** begin **

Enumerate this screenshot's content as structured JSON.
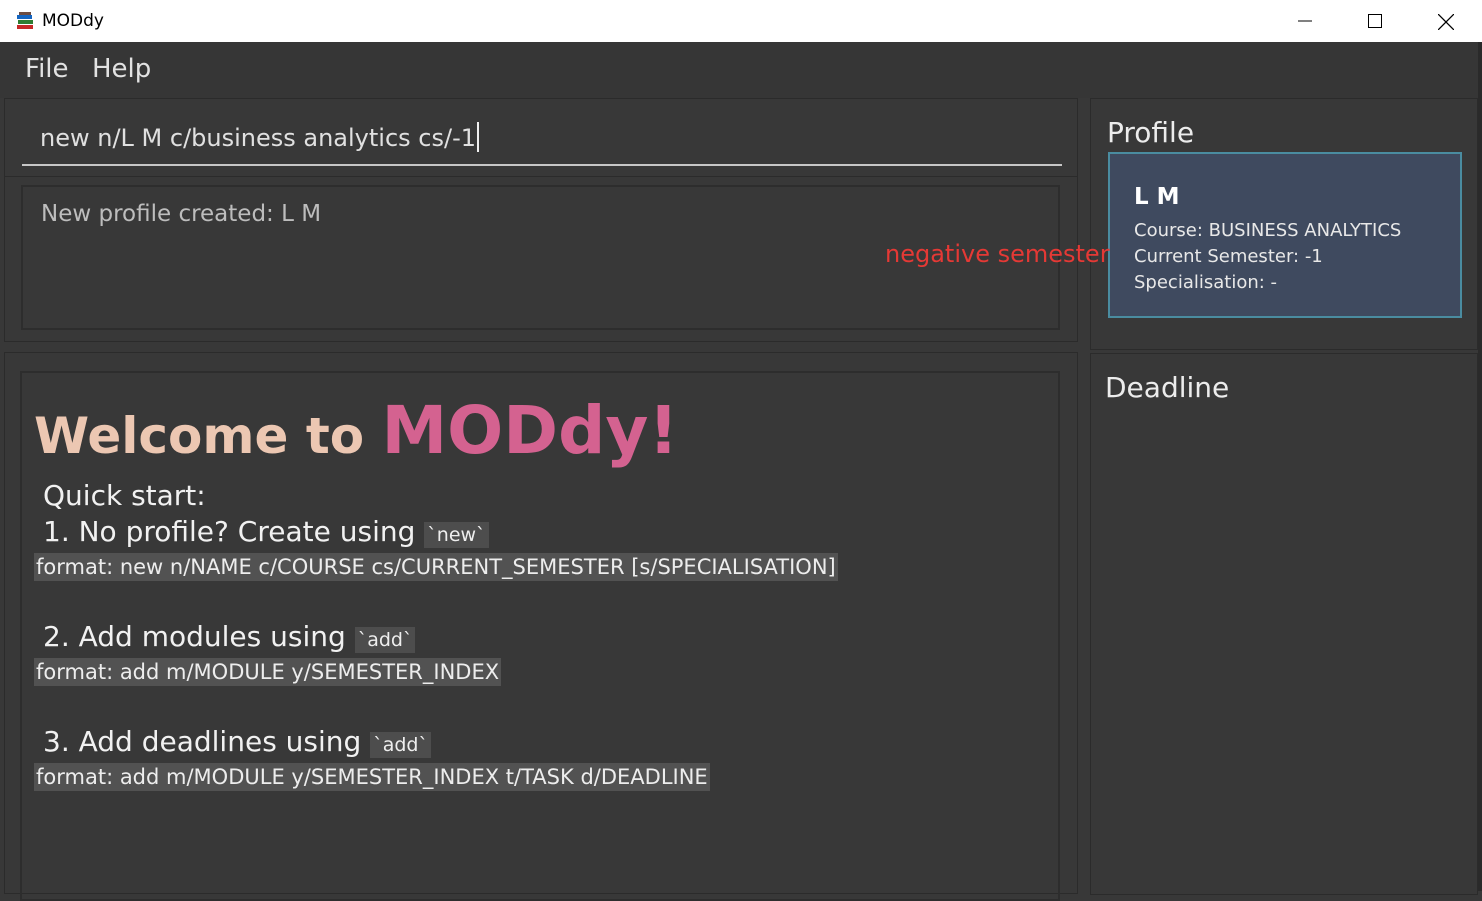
{
  "window": {
    "title": "MODdy"
  },
  "menu": {
    "file": "File",
    "help": "Help"
  },
  "command": {
    "value": "new n/L M c/business analytics cs/-1"
  },
  "result": {
    "text": "New profile created: L M"
  },
  "welcome": {
    "title_prefix": "Welcome to ",
    "title_brand": "MODdy!",
    "quick_start": "Quick start:",
    "step1": {
      "label": "1. No profile? Create using ",
      "command": "`new`",
      "format": "format: new n/NAME c/COURSE cs/CURRENT_SEMESTER [s/SPECIALISATION]"
    },
    "step2": {
      "label": "2. Add modules using ",
      "command": "`add`",
      "format": "format: add m/MODULE y/SEMESTER_INDEX"
    },
    "step3": {
      "label": "3. Add deadlines using ",
      "command": "`add`",
      "format": "format: add m/MODULE y/SEMESTER_INDEX t/TASK d/DEADLINE"
    }
  },
  "profile": {
    "heading": "Profile",
    "name": "L M",
    "course": "Course: BUSINESS ANALYTICS",
    "semester": "Current Semester: -1",
    "specialisation": "Specialisation: -"
  },
  "deadline": {
    "heading": "Deadline"
  },
  "annotation": {
    "text": "negative semester"
  },
  "colors": {
    "accent_brand": "#d46290",
    "welcome_text": "#ecc7b2",
    "card_bg": "#3f4a5f",
    "card_border": "#4a8ca0",
    "annotation": "#e53935"
  },
  "icons": [
    "app-books-icon",
    "minimize-icon",
    "maximize-icon",
    "close-icon"
  ]
}
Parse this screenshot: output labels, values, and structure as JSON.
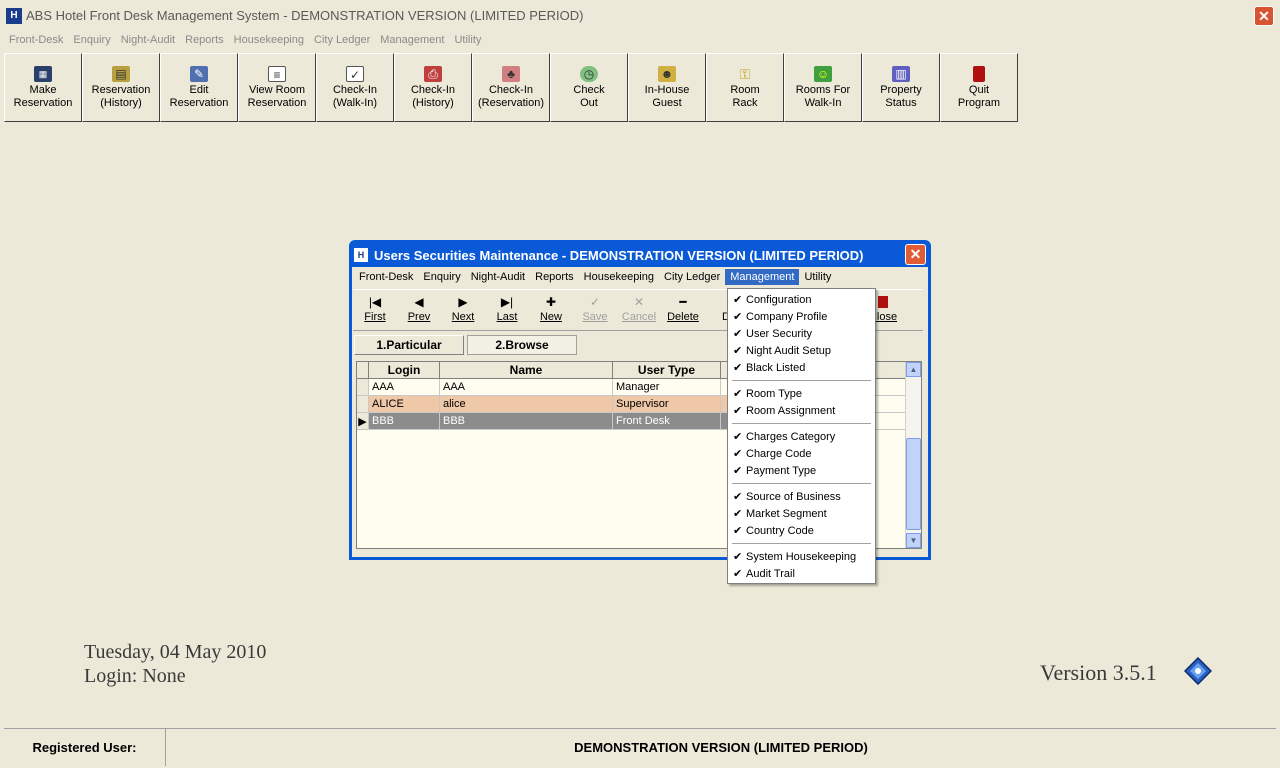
{
  "app": {
    "title": "ABS Hotel Front Desk Management System - DEMONSTRATION VERSION (LIMITED PERIOD)",
    "icon_text": "H"
  },
  "menu": [
    "Front-Desk",
    "Enquiry",
    "Night-Audit",
    "Reports",
    "Housekeeping",
    "City Ledger",
    "Management",
    "Utility"
  ],
  "toolbar": [
    {
      "label": "Make\nReservation",
      "icon": "calendar-icon"
    },
    {
      "label": "Reservation\n(History)",
      "icon": "book-icon"
    },
    {
      "label": "Edit\nReservation",
      "icon": "edit-icon"
    },
    {
      "label": "View Room\nReservation",
      "icon": "document-icon"
    },
    {
      "label": "Check-In\n(Walk-In)",
      "icon": "checklist-icon"
    },
    {
      "label": "Check-In\n(History)",
      "icon": "printer-icon"
    },
    {
      "label": "Check-In\n(Reservation)",
      "icon": "bell-icon"
    },
    {
      "label": "Check\nOut",
      "icon": "clock-icon"
    },
    {
      "label": "In-House\nGuest",
      "icon": "guests-icon"
    },
    {
      "label": "Room\nRack",
      "icon": "key-icon"
    },
    {
      "label": "Rooms For\nWalk-In",
      "icon": "walking-person-icon"
    },
    {
      "label": "Property\nStatus",
      "icon": "buildings-icon"
    },
    {
      "label": "Quit\nProgram",
      "icon": "exit-door-icon"
    }
  ],
  "dialog": {
    "title": "Users Securities Maintenance - DEMONSTRATION VERSION (LIMITED PERIOD)",
    "menu": [
      "Front-Desk",
      "Enquiry",
      "Night-Audit",
      "Reports",
      "Housekeeping",
      "City Ledger",
      "Management",
      "Utility"
    ],
    "active_menu": "Management",
    "nav": [
      {
        "label": "First",
        "glyph": "|◀",
        "enabled": true
      },
      {
        "label": "Prev",
        "glyph": "◀",
        "enabled": true
      },
      {
        "label": "Next",
        "glyph": "▶",
        "enabled": true
      },
      {
        "label": "Last",
        "glyph": "▶|",
        "enabled": true
      },
      {
        "label": "New",
        "glyph": "✚",
        "enabled": true
      },
      {
        "label": "Save",
        "glyph": "✓",
        "enabled": false
      },
      {
        "label": "Cancel",
        "glyph": "✕",
        "enabled": false
      },
      {
        "label": "Delete",
        "glyph": "━",
        "enabled": true
      }
    ],
    "partial_label": "De",
    "close_label": "Close",
    "tabs": [
      "1.Particular",
      "2.Browse"
    ],
    "grid": {
      "headers": [
        "Login",
        "Name",
        "User Type"
      ],
      "rows": [
        [
          "AAA",
          "AAA",
          "Manager"
        ],
        [
          "ALICE",
          "alice",
          "Supervisor"
        ],
        [
          "BBB",
          "BBB",
          "Front Desk"
        ]
      ]
    }
  },
  "dropdown": {
    "groups": [
      [
        "Configuration",
        "Company Profile",
        "User Security",
        "Night Audit Setup",
        "Black Listed"
      ],
      [
        "Room Type",
        "Room Assignment"
      ],
      [
        "Charges Category",
        "Charge Code",
        "Payment Type"
      ],
      [
        "Source of Business",
        "Market Segment",
        "Country Code"
      ],
      [
        "System Housekeeping",
        "Audit Trail"
      ]
    ]
  },
  "footer": {
    "date": "Tuesday, 04 May 2010",
    "login": "Login: None",
    "version": "Version 3.5.1"
  },
  "status": {
    "left": "Registered User:",
    "right": "DEMONSTRATION VERSION (LIMITED PERIOD)"
  }
}
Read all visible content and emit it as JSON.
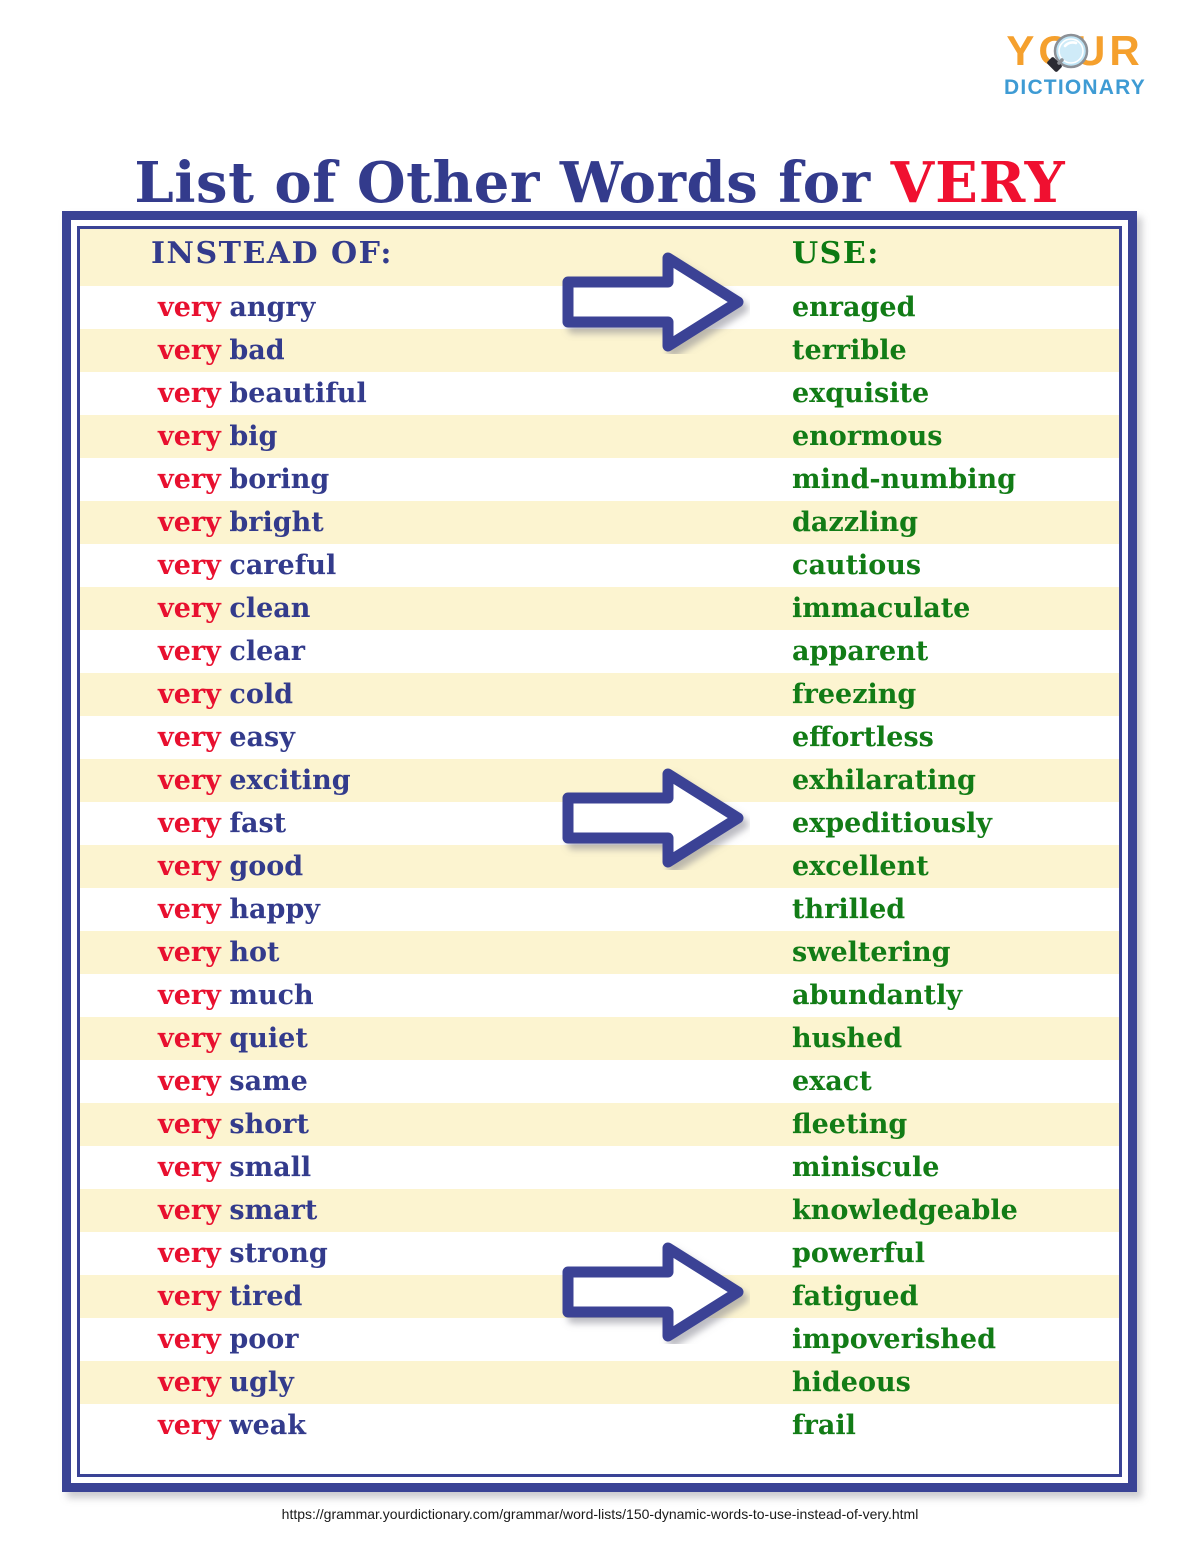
{
  "logo": {
    "word_top": "YOUR",
    "word_bottom": "DICTIONARY",
    "icon": "magnifying-glass-icon",
    "color_top": "#F5A02D",
    "color_bottom": "#3E9BD4"
  },
  "title": {
    "main": "List of Other Words for",
    "accent": "VERY",
    "color_main": "#333B8C",
    "color_accent": "#F01030"
  },
  "table": {
    "headers": {
      "left": "INSTEAD OF:",
      "right": "USE:",
      "left_color": "#333B8C",
      "right_color": "#0C7A12",
      "band_color": "#FCF4D0"
    },
    "prefix_word": "very",
    "prefix_color": "#E8102F",
    "adjective_color": "#333B8C",
    "replacement_color": "#127C16",
    "stripe_color": "#FCF4D0",
    "rows": [
      {
        "instead_of": "angry",
        "use": "enraged"
      },
      {
        "instead_of": "bad",
        "use": "terrible"
      },
      {
        "instead_of": "beautiful",
        "use": "exquisite"
      },
      {
        "instead_of": "big",
        "use": "enormous"
      },
      {
        "instead_of": "boring",
        "use": "mind-numbing"
      },
      {
        "instead_of": "bright",
        "use": "dazzling"
      },
      {
        "instead_of": "careful",
        "use": "cautious"
      },
      {
        "instead_of": "clean",
        "use": "immaculate"
      },
      {
        "instead_of": "clear",
        "use": "apparent"
      },
      {
        "instead_of": "cold",
        "use": "freezing"
      },
      {
        "instead_of": "easy",
        "use": "effortless"
      },
      {
        "instead_of": "exciting",
        "use": "exhilarating"
      },
      {
        "instead_of": "fast",
        "use": "expeditiously"
      },
      {
        "instead_of": "good",
        "use": "excellent"
      },
      {
        "instead_of": "happy",
        "use": "thrilled"
      },
      {
        "instead_of": "hot",
        "use": "sweltering"
      },
      {
        "instead_of": "much",
        "use": "abundantly"
      },
      {
        "instead_of": "quiet",
        "use": "hushed"
      },
      {
        "instead_of": "same",
        "use": "exact"
      },
      {
        "instead_of": "short",
        "use": "fleeting"
      },
      {
        "instead_of": "small",
        "use": "miniscule"
      },
      {
        "instead_of": "smart",
        "use": "knowledgeable"
      },
      {
        "instead_of": "strong",
        "use": "powerful"
      },
      {
        "instead_of": "tired",
        "use": "fatigued"
      },
      {
        "instead_of": "poor",
        "use": "impoverished"
      },
      {
        "instead_of": "ugly",
        "use": "hideous"
      },
      {
        "instead_of": "weak",
        "use": "frail"
      }
    ]
  },
  "arrows": {
    "count": 3,
    "icon": "right-arrow-icon",
    "fill": "#ffffff",
    "stroke": "#3A4395"
  },
  "frame": {
    "border_color": "#3A4395"
  },
  "footer": {
    "url": "https://grammar.yourdictionary.com/grammar/word-lists/150-dynamic-words-to-use-instead-of-very.html"
  }
}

** end **

Problem details:
Looking back at the lines above, state how many contain the word "Management", and supply nothing besides the number.

The reply:
4